● **RECORD EXTRACTS**:
□ □ □

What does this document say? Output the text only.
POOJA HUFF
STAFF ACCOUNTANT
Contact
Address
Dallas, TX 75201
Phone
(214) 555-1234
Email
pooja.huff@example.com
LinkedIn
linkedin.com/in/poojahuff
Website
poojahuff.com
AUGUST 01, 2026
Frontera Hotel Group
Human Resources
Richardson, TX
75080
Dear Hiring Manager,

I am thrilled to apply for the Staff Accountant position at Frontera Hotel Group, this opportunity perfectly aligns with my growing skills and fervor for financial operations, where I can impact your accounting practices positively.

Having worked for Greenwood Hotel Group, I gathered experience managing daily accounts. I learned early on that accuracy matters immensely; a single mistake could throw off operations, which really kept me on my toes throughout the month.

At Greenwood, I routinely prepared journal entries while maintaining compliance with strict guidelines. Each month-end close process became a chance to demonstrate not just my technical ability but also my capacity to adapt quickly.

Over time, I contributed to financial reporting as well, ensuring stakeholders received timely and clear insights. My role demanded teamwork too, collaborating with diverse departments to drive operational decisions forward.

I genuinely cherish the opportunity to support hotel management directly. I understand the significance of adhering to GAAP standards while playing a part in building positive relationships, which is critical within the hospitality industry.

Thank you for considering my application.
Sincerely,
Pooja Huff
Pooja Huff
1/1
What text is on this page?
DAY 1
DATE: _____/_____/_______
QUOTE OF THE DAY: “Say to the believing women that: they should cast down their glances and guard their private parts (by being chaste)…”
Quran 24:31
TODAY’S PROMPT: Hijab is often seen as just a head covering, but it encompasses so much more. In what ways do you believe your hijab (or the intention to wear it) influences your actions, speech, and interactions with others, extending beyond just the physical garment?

□ □ □

● **WRITTEN PROBLEM**: Copy exactly the lines above, from the one containing "What text is on this page?" through the very last line.

● **FULL SOLUTION**:
What text is on this page?
DAY 1
DATE: _____/_____/_______
QUOTE OF THE DAY: “Say to the believing women that: they should cast down their glances and guard their private parts (by being chaste)…”
Quran 24:31
TODAY’S PROMPT: Hijab is often seen as just a head covering, but it encompasses so much more. In what ways do you believe your hijab (or the intention to wear it) influences your actions, speech, and interactions with others, extending beyond just the physical garment?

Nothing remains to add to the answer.